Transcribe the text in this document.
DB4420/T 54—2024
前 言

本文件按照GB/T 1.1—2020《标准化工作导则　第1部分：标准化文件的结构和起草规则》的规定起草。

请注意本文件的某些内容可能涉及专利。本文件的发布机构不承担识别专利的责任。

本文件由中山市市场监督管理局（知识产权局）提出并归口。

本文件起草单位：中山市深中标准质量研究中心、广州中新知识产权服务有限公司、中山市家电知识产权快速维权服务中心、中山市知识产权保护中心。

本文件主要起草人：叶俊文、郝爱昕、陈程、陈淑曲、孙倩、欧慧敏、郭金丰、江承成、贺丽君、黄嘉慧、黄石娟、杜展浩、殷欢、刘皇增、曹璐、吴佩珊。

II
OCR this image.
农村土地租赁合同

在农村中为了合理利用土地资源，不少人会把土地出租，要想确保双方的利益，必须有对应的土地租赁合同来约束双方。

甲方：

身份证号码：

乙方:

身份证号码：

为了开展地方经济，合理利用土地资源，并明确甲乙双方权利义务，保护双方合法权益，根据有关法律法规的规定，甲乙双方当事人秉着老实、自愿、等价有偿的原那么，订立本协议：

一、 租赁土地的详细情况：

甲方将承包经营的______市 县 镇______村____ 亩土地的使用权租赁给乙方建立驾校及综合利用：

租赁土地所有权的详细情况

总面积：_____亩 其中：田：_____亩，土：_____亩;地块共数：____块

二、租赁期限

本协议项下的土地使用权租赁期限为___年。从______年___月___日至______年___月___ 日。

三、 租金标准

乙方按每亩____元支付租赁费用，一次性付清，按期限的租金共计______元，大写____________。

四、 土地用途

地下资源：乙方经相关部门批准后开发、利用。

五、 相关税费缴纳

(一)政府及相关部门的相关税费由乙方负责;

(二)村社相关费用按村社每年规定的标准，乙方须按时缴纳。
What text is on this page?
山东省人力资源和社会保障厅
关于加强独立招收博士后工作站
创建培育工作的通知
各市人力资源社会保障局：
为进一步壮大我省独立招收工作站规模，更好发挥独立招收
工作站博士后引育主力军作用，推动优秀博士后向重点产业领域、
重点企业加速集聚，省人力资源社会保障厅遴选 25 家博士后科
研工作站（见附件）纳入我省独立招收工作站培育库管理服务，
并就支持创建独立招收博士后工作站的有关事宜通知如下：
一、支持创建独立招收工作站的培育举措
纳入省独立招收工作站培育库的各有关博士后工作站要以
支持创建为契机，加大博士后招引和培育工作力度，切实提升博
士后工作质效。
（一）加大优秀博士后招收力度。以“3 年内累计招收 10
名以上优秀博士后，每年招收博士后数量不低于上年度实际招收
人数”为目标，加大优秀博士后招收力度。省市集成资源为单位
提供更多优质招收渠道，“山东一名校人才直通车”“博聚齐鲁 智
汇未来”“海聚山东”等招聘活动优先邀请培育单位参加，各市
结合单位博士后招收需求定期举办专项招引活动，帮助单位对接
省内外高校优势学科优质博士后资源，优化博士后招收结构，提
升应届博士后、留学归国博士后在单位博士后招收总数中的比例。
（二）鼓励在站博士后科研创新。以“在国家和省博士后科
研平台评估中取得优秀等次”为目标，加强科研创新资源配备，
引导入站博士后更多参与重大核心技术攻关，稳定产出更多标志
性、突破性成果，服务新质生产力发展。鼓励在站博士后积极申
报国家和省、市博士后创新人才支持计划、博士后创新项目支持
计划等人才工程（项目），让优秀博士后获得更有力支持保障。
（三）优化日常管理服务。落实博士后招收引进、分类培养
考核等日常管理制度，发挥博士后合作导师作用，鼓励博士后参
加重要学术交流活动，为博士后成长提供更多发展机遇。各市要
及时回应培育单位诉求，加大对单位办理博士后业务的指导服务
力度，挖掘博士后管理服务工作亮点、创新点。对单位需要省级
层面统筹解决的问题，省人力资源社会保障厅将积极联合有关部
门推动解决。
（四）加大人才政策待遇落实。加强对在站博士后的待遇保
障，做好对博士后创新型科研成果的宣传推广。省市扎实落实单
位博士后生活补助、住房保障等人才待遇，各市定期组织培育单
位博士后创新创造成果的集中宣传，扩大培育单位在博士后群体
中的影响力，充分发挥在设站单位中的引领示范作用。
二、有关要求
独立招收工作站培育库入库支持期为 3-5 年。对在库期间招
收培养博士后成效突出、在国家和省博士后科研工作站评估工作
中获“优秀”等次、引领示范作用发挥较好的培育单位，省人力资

WORK INSTRUCTIONS:
Which lines hold the word "this"? Copy all of them.

ANSWER TO THE EXERCISE:
Transcribe the text in this document.
OCR this image.
What text is on this page?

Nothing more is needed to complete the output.